• [What this task involves]: Translate this sentence from the daybook text below into Spanish: "Cherub and I went Christmas shopping yesterday."

• [Extracted text]:


    I am going ... to get lunch for Cherub and myself at the supermarket cafe. It will save time and I want something more warming than our usual lunchtime sandwich.

    I am reading ... Reshaping Rural England: a Social History 1850-1925 by Alun Howkins.

    I am hoping ... for frost and snow at Christmas, not wind and rain.

    I am hearing ... Cherub singing "I'm a little snowman" to herself.

    Around the house ... lots of wrapped Christmas presents, hidden away in various places.

    One of my favorite things ... gingerbread latte.

    A Few Plans For The Rest Of The Week ... orthodontist with Angel to get her braces fitted on her top teeth; Tevye's office Christmas meal; more brass band carol playing at the weekend.

    A Picture Thought I Am Sharing ... on this week's to-do list ...

    (C) Musical Linguist; Wikimedia Commons
    Find instructions and links to other daybooks at The Simple Woman

    Friday, December 04, 2009

    Don't Panic, We're British

    Cherub and I went Christmas shopping yesterday. Clearly, we picked the right day ... unlike my friend Dorothy who went to the same shopping mall on Tuesday and managed to get tangled up with an armed robbery. Oops.

• [Data under study]:
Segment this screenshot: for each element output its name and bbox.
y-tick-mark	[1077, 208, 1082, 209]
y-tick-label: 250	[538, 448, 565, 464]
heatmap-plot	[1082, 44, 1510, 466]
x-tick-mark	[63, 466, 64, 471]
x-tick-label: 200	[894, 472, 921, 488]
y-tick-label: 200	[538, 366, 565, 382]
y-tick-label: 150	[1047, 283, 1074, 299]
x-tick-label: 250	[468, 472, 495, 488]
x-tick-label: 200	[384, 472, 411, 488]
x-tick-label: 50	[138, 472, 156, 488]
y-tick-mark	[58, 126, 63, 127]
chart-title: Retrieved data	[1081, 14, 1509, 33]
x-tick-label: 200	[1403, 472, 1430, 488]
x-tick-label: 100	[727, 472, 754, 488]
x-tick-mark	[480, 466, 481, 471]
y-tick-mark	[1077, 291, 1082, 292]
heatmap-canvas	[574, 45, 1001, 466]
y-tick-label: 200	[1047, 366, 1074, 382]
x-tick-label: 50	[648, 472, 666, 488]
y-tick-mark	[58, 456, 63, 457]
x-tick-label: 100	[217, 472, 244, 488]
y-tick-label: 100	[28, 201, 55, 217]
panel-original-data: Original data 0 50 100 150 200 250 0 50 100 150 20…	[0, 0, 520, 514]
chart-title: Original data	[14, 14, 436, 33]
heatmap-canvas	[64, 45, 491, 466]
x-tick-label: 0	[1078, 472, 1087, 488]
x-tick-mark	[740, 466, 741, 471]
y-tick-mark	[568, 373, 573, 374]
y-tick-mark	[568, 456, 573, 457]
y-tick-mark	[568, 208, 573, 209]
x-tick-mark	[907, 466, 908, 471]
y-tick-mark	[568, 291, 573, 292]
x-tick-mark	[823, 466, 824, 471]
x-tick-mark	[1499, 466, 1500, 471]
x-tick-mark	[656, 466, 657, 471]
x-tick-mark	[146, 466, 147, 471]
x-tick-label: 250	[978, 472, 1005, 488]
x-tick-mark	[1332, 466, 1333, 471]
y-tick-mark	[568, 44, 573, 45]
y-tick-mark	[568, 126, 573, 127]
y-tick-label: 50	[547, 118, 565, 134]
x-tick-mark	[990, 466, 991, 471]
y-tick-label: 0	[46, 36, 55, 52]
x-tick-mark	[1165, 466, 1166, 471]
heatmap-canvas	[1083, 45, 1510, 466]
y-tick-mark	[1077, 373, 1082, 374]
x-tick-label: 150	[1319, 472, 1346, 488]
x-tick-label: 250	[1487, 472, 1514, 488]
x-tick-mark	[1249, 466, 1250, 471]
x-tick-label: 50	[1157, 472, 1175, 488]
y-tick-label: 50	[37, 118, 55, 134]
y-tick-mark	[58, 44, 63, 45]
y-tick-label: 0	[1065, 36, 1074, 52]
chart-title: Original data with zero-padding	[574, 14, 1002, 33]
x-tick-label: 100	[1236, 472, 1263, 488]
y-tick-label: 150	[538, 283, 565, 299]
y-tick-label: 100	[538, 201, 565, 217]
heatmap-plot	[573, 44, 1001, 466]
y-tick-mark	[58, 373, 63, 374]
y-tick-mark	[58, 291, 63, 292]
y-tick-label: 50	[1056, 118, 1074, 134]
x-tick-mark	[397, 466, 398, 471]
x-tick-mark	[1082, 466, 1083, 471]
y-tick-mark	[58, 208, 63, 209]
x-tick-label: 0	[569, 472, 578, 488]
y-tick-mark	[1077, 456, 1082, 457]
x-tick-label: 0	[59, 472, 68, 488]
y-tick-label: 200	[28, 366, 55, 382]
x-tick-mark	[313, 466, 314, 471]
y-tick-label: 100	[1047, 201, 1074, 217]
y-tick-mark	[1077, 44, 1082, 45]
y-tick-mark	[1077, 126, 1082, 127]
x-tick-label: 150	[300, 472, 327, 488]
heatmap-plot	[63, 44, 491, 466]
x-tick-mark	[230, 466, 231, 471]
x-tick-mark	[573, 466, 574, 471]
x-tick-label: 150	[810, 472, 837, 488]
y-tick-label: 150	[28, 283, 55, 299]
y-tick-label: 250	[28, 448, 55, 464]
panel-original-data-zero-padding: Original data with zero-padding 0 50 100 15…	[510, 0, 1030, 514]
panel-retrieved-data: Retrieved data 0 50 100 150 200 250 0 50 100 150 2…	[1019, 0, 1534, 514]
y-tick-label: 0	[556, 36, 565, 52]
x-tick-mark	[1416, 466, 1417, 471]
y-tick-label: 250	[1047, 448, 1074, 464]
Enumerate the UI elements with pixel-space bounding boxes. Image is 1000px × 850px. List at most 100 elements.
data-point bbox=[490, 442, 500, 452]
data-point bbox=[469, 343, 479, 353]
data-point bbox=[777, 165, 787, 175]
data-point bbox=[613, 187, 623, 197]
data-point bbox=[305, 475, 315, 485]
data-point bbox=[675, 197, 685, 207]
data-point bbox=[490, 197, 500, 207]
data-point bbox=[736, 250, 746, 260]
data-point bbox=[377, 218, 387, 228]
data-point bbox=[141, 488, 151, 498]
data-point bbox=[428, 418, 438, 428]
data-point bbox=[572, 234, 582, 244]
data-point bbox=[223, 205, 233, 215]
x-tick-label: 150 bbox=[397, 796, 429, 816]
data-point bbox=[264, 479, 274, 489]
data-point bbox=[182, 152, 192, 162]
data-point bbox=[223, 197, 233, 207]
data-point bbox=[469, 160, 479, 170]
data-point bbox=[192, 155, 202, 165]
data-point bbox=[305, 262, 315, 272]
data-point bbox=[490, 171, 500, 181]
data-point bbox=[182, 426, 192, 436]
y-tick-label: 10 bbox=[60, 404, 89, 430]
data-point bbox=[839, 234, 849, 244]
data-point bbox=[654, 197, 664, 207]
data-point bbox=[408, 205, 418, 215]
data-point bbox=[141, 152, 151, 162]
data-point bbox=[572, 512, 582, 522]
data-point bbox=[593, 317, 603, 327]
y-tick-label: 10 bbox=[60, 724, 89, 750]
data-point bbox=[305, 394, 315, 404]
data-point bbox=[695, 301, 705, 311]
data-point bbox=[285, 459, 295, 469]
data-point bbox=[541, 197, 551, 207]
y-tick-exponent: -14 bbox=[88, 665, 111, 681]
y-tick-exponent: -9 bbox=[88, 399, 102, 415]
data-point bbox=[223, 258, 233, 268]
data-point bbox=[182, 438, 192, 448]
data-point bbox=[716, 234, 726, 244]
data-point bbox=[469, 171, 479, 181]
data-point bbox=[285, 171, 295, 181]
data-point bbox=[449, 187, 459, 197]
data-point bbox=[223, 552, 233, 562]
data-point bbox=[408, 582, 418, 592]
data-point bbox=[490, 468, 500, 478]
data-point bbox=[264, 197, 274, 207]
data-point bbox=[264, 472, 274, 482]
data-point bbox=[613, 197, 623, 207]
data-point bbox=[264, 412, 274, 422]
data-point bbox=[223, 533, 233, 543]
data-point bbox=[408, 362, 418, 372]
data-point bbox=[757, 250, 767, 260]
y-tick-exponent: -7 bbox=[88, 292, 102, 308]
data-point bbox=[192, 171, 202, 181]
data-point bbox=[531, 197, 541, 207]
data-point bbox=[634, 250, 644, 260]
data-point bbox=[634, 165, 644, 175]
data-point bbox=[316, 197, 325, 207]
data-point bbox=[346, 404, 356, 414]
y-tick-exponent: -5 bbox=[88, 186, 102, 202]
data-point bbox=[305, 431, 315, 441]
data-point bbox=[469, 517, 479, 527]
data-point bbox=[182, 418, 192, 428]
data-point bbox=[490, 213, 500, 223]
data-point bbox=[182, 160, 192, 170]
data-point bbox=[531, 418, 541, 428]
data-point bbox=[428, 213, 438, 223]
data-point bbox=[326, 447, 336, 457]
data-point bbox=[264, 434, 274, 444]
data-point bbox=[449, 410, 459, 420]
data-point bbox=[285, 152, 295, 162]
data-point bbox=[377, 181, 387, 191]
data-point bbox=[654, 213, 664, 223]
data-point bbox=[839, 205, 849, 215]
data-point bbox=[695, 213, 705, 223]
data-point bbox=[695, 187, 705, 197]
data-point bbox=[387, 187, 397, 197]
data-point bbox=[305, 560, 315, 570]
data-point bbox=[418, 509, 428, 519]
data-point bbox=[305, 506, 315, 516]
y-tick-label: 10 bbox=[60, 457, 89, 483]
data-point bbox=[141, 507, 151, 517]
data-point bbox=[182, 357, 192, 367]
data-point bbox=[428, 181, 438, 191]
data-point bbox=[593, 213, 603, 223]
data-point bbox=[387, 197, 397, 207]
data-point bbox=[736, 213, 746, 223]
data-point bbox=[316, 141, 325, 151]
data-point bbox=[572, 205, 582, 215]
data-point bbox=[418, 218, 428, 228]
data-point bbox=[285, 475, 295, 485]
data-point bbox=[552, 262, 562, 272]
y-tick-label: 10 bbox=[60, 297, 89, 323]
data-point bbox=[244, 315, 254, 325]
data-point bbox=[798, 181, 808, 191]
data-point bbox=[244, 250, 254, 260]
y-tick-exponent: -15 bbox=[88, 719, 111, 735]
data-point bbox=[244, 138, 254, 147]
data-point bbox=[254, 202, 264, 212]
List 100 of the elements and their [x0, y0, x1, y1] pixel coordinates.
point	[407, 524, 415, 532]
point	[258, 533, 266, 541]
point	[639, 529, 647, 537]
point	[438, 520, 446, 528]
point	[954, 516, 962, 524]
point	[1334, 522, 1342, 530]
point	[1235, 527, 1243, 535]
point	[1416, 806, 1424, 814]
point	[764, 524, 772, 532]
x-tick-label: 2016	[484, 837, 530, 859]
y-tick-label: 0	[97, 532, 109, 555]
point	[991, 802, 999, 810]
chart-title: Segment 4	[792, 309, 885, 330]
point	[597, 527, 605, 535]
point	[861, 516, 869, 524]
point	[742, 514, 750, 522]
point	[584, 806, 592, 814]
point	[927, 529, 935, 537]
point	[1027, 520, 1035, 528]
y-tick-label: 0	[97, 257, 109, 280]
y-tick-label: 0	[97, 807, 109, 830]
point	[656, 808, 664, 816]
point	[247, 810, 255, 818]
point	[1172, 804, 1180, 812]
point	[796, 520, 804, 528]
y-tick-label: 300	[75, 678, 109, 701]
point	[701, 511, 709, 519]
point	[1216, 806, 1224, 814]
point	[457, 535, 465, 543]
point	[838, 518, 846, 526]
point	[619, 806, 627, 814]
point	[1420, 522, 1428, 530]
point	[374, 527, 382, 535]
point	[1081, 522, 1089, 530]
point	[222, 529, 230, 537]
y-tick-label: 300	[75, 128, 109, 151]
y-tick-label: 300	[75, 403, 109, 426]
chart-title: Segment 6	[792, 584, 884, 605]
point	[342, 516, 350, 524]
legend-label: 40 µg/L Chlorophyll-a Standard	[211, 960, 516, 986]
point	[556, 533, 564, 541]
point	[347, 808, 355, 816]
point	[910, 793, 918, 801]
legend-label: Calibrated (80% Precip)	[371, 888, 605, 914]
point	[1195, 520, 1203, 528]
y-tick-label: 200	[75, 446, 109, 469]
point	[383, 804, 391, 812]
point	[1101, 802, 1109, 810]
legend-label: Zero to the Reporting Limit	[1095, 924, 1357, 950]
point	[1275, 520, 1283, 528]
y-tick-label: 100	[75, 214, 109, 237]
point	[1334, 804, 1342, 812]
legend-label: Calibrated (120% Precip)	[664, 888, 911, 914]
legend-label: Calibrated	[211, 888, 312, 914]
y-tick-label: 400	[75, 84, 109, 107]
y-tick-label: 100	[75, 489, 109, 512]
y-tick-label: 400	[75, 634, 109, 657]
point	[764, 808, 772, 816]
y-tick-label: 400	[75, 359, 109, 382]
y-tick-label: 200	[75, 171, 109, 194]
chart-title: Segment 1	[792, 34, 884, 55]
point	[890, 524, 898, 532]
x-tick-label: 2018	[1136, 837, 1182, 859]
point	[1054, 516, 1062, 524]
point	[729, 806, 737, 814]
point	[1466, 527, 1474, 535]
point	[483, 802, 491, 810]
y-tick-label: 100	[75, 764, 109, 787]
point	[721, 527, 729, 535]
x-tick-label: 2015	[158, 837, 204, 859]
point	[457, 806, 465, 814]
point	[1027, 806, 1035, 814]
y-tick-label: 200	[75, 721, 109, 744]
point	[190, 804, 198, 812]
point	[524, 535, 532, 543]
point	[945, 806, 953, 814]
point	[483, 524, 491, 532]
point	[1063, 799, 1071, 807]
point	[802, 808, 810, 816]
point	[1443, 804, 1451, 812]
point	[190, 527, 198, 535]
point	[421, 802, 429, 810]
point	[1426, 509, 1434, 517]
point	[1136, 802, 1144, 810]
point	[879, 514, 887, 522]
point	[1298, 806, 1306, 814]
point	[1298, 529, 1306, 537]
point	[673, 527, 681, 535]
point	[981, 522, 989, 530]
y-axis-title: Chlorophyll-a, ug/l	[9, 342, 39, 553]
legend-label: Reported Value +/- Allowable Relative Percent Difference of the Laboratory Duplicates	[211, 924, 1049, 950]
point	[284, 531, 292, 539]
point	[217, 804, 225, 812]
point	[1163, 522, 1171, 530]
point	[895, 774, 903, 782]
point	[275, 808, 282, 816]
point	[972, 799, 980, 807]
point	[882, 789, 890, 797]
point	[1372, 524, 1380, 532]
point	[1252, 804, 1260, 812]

• [Output of the exercise]: Cherub y yo fuimos ayer de compras navideñas.